▼
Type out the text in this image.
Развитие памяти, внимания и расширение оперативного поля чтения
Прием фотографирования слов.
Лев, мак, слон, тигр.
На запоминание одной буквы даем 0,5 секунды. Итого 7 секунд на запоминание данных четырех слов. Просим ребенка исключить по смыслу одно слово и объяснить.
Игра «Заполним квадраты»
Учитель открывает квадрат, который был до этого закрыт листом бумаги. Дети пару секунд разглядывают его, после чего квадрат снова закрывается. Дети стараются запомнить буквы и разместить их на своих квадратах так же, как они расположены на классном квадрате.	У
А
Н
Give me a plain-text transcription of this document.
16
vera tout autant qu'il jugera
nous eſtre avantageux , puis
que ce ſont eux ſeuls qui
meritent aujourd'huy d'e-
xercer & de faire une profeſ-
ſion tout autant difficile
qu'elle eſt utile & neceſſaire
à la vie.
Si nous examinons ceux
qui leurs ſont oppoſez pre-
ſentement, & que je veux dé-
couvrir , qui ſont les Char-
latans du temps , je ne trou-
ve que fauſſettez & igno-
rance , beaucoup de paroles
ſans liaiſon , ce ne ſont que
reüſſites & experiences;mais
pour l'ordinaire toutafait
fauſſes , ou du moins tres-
▲
### [To be done]
Reproduce nothing but the lines from the line containing "Give me a plain-text" to the last line of the data, each exactly as written.

### [Final result]
Give me a plain-text transcription of this document.
16
vera tout autant qu'il jugera
nous eſtre avantageux , puis
que ce ſont eux ſeuls qui
meritent aujourd'huy d'e-
xercer & de faire une profeſ-
ſion tout autant difficile
qu'elle eſt utile & neceſſaire
à la vie.
Si nous examinons ceux
qui leurs ſont oppoſez pre-
ſentement, & que je veux dé-
couvrir , qui ſont les Char-
latans du temps , je ne trou-
ve que fauſſettez & igno-
rance , beaucoup de paroles
ſans liaiſon , ce ne ſont que
reüſſites & experiences;mais
pour l'ordinaire toutafait
fauſſes , ou du moins tres-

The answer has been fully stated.